**THE REQUEST:**
Extract the data exactly, missing nothing.

**SOURCE DATA:**
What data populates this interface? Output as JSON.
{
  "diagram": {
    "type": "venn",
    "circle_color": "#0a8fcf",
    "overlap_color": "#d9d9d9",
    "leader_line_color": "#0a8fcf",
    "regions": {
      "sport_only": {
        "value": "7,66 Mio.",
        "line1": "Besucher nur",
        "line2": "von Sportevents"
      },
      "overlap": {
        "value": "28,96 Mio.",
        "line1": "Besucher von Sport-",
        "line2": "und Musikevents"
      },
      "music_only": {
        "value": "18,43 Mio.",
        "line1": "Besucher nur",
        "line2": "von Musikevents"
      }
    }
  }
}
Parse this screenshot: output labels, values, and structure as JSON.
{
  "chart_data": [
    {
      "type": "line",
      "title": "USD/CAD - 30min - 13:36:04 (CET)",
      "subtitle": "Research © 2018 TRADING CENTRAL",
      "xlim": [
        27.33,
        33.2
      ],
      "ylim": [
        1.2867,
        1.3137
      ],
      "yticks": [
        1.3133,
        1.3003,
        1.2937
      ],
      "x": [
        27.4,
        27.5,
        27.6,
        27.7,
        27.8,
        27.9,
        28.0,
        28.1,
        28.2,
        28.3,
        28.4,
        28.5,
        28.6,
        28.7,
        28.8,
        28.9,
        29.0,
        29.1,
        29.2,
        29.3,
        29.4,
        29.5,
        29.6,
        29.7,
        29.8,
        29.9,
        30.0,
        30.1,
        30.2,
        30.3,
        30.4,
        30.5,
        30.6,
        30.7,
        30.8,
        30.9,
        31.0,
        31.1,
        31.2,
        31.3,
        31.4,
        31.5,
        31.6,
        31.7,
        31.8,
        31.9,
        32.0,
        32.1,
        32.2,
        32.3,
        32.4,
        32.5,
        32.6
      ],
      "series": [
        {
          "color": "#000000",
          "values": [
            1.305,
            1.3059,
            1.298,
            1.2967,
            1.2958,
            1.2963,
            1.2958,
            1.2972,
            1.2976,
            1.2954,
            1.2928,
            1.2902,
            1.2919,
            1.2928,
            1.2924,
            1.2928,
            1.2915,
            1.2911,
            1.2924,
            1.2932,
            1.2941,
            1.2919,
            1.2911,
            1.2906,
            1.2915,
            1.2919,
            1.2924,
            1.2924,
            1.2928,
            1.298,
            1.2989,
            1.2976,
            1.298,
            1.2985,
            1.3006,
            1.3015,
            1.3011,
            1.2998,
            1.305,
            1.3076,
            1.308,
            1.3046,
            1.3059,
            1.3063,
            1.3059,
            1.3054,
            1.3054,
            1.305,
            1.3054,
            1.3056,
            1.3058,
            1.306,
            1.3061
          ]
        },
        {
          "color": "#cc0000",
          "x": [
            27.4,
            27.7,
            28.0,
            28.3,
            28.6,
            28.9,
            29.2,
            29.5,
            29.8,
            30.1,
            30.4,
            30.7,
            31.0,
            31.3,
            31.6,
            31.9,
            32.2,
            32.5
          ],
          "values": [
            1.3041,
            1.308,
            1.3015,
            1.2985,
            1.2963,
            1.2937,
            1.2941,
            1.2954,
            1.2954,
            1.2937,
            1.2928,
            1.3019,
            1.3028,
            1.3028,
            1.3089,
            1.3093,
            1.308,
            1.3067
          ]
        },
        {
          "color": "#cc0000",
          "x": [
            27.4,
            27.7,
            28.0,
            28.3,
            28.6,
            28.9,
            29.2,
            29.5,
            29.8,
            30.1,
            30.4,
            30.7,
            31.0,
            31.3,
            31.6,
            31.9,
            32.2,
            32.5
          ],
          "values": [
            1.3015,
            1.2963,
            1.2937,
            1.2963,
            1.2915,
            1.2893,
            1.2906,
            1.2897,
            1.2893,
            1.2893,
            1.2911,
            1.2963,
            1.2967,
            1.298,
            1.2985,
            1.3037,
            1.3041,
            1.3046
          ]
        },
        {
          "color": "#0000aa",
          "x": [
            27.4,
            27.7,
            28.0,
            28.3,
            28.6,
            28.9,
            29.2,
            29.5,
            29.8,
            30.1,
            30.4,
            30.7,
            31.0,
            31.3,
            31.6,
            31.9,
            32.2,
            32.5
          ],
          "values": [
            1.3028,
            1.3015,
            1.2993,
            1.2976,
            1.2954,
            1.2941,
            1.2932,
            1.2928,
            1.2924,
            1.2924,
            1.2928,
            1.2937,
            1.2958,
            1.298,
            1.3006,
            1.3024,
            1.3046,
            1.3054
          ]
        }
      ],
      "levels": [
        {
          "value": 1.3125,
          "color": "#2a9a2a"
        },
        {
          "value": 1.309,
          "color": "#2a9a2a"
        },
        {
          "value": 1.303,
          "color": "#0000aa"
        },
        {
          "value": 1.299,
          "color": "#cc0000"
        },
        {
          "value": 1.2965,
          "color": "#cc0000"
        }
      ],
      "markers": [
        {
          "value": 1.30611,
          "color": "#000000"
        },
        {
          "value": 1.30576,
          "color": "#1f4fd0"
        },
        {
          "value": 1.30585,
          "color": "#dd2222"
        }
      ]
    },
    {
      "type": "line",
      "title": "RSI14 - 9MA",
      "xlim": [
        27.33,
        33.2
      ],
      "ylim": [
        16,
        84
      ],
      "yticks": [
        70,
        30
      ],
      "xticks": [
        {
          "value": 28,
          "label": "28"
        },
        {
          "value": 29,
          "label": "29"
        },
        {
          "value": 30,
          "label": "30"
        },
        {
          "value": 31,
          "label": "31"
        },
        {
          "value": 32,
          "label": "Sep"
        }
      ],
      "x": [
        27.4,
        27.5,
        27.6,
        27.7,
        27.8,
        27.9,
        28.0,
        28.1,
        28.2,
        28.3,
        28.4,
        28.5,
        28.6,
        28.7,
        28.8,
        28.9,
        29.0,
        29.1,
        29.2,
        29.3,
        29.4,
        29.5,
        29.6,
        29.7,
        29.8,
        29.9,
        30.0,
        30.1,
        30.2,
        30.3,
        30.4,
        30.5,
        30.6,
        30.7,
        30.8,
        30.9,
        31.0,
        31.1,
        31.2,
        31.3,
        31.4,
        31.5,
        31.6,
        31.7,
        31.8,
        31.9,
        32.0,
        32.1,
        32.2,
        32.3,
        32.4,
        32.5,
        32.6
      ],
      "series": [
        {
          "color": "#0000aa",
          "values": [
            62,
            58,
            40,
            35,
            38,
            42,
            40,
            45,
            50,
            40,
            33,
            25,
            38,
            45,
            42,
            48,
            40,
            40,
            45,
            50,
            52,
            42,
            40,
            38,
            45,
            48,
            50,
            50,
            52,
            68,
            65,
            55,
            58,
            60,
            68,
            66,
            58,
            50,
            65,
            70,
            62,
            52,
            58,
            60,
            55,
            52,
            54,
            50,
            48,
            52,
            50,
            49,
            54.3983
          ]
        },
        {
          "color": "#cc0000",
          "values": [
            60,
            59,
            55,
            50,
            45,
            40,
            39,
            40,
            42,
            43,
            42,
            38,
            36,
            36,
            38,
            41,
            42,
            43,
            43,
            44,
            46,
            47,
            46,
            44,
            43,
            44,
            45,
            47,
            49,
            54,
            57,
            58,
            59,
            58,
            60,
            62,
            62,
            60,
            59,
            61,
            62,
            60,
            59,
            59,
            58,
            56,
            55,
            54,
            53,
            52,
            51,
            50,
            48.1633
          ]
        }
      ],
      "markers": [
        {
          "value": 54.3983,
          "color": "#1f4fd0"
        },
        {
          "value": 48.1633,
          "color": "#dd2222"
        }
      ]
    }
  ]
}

**TASK ANSWER:**
What data populates this interface? Output as JSON.
{
  "diagram": {
    "type": "venn",
    "circle_color": "#0a8fcf",
    "overlap_color": "#d9d9d9",
    "leader_line_color": "#0a8fcf",
    "regions": {
      "sport_only": {
        "value": "7,66 Mio.",
        "line1": "Besucher nur",
        "line2": "von Sportevents"
      },
      "overlap": {
        "value": "28,96 Mio.",
        "line1": "Besucher von Sport-",
        "line2": "und Musikevents"
      },
      "music_only": {
        "value": "18,43 Mio.",
        "line1": "Besucher nur",
        "line2": "von Musikevents"
      }
    }
  }
}
Parse this screenshot: output labels, values, and structure as JSON.
{
  "chart_data": [
    {
      "type": "line",
      "title": "USD/CAD - 30min - 13:36:04 (CET)",
      "subtitle": "Research © 2018 TRADING CENTRAL",
      "xlim": [
        27.33,
        33.2
      ],
      "ylim": [
        1.2867,
        1.3137
      ],
      "yticks": [
        1.3133,
        1.3003,
        1.2937
      ],
      "x": [
        27.4,
        27.5,
        27.6,
        27.7,
        27.8,
        27.9,
        28.0,
        28.1,
        28.2,
        28.3,
        28.4,
        28.5,
        28.6,
        28.7,
        28.8,
        28.9,
        29.0,
        29.1,
        29.2,
        29.3,
        29.4,
        29.5,
        29.6,
        29.7,
        29.8,
        29.9,
        30.0,
        30.1,
        30.2,
        30.3,
        30.4,
        30.5,
        30.6,
        30.7,
        30.8,
        30.9,
        31.0,
        31.1,
        31.2,
        31.3,
        31.4,
        31.5,
        31.6,
        31.7,
        31.8,
        31.9,
        32.0,
        32.1,
        32.2,
        32.3,
        32.4,
        32.5,
        32.6
      ],
      "series": [
        {
          "color": "#000000",
          "values": [
            1.305,
            1.3059,
            1.298,
            1.2967,
            1.2958,
            1.2963,
            1.2958,
            1.2972,
            1.2976,
            1.2954,
            1.2928,
            1.2902,
            1.2919,
            1.2928,
            1.2924,
            1.2928,
            1.2915,
            1.2911,
            1.2924,
            1.2932,
            1.2941,
            1.2919,
            1.2911,
            1.2906,
            1.2915,
            1.2919,
            1.2924,
            1.2924,
            1.2928,
            1.298,
            1.2989,
            1.2976,
            1.298,
            1.2985,
            1.3006,
            1.3015,
            1.3011,
            1.2998,
            1.305,
            1.3076,
            1.308,
            1.3046,
            1.3059,
            1.3063,
            1.3059,
            1.3054,
            1.3054,
            1.305,
            1.3054,
            1.3056,
            1.3058,
            1.306,
            1.3061
          ]
        },
        {
          "color": "#cc0000",
          "x": [
            27.4,
            27.7,
            28.0,
            28.3,
            28.6,
            28.9,
            29.2,
            29.5,
            29.8,
            30.1,
            30.4,
            30.7,
            31.0,
            31.3,
            31.6,
            31.9,
            32.2,
            32.5
          ],
          "values": [
            1.3041,
            1.308,
            1.3015,
            1.2985,
            1.2963,
            1.2937,
            1.2941,
            1.2954,
            1.2954,
            1.2937,
            1.2928,
            1.3019,
            1.3028,
            1.3028,
            1.3089,
            1.3093,
            1.308,
            1.3067
          ]
        },
        {
          "color": "#cc0000",
          "x": [
            27.4,
            27.7,
            28.0,
            28.3,
            28.6,
            28.9,
            29.2,
            29.5,
            29.8,
            30.1,
            30.4,
            30.7,
            31.0,
            31.3,
            31.6,
            31.9,
            32.2,
            32.5
          ],
          "values": [
            1.3015,
            1.2963,
            1.2937,
            1.2963,
            1.2915,
            1.2893,
            1.2906,
            1.2897,
            1.2893,
            1.2893,
            1.2911,
            1.2963,
            1.2967,
            1.298,
            1.2985,
            1.3037,
            1.3041,
            1.3046
          ]
        },
        {
          "color": "#0000aa",
          "x": [
            27.4,
            27.7,
            28.0,
            28.3,
            28.6,
            28.9,
            29.2,
            29.5,
            29.8,
            30.1,
            30.4,
            30.7,
            31.0,
            31.3,
            31.6,
            31.9,
            32.2,
            32.5
          ],
          "values": [
            1.3028,
            1.3015,
            1.2993,
            1.2976,
            1.2954,
            1.2941,
            1.2932,
            1.2928,
            1.2924,
            1.2924,
            1.2928,
            1.2937,
            1.2958,
            1.298,
            1.3006,
            1.3024,
            1.3046,
            1.3054
          ]
        }
      ],
      "levels": [
        {
          "value": 1.3125,
          "color": "#2a9a2a"
        },
        {
          "value": 1.309,
          "color": "#2a9a2a"
        },
        {
          "value": 1.303,
          "color": "#0000aa"
        },
        {
          "value": 1.299,
          "color": "#cc0000"
        },
        {
          "value": 1.2965,
          "color": "#cc0000"
        }
      ],
      "markers": [
        {
          "value": 1.30611,
          "color": "#000000"
        },
        {
          "value": 1.30576,
          "color": "#1f4fd0"
        },
        {
          "value": 1.30585,
          "color": "#dd2222"
        }
      ]
    },
    {
      "type": "line",
      "title": "RSI14 - 9MA",
      "xlim": [
        27.33,
        33.2
      ],
      "ylim": [
        16,
        84
      ],
      "yticks": [
        70,
        30
      ],
      "xticks": [
        {
          "value": 28,
          "label": "28"
        },
        {
          "value": 29,
          "label": "29"
        },
        {
          "value": 30,
          "label": "30"
        },
        {
          "value": 31,
          "label": "31"
        },
        {
          "value": 32,
          "label": "Sep"
        }
      ],
      "x": [
        27.4,
        27.5,
        27.6,
        27.7,
        27.8,
        27.9,
        28.0,
        28.1,
        28.2,
        28.3,
        28.4,
        28.5,
        28.6,
        28.7,
        28.8,
        28.9,
        29.0,
        29.1,
        29.2,
        29.3,
        29.4,
        29.5,
        29.6,
        29.7,
        29.8,
        29.9,
        30.0,
        30.1,
        30.2,
        30.3,
        30.4,
        30.5,
        30.6,
        30.7,
        30.8,
        30.9,
        31.0,
        31.1,
        31.2,
        31.3,
        31.4,
        31.5,
        31.6,
        31.7,
        31.8,
        31.9,
        32.0,
        32.1,
        32.2,
        32.3,
        32.4,
        32.5,
        32.6
      ],
      "series": [
        {
          "color": "#0000aa",
          "values": [
            62,
            58,
            40,
            35,
            38,
            42,
            40,
            45,
            50,
            40,
            33,
            25,
            38,
            45,
            42,
            48,
            40,
            40,
            45,
            50,
            52,
            42,
            40,
            38,
            45,
            48,
            50,
            50,
            52,
            68,
            65,
            55,
            58,
            60,
            68,
            66,
            58,
            50,
            65,
            70,
            62,
            52,
            58,
            60,
            55,
            52,
            54,
            50,
            48,
            52,
            50,
            49,
            54.3983
          ]
        },
        {
          "color": "#cc0000",
          "values": [
            60,
            59,
            55,
            50,
            45,
            40,
            39,
            40,
            42,
            43,
            42,
            38,
            36,
            36,
            38,
            41,
            42,
            43,
            43,
            44,
            46,
            47,
            46,
            44,
            43,
            44,
            45,
            47,
            49,
            54,
            57,
            58,
            59,
            58,
            60,
            62,
            62,
            60,
            59,
            61,
            62,
            60,
            59,
            59,
            58,
            56,
            55,
            54,
            53,
            52,
            51,
            50,
            48.1633
          ]
        }
      ],
      "markers": [
        {
          "value": 54.3983,
          "color": "#1f4fd0"
        },
        {
          "value": 48.1633,
          "color": "#dd2222"
        }
      ]
    }
  ]
}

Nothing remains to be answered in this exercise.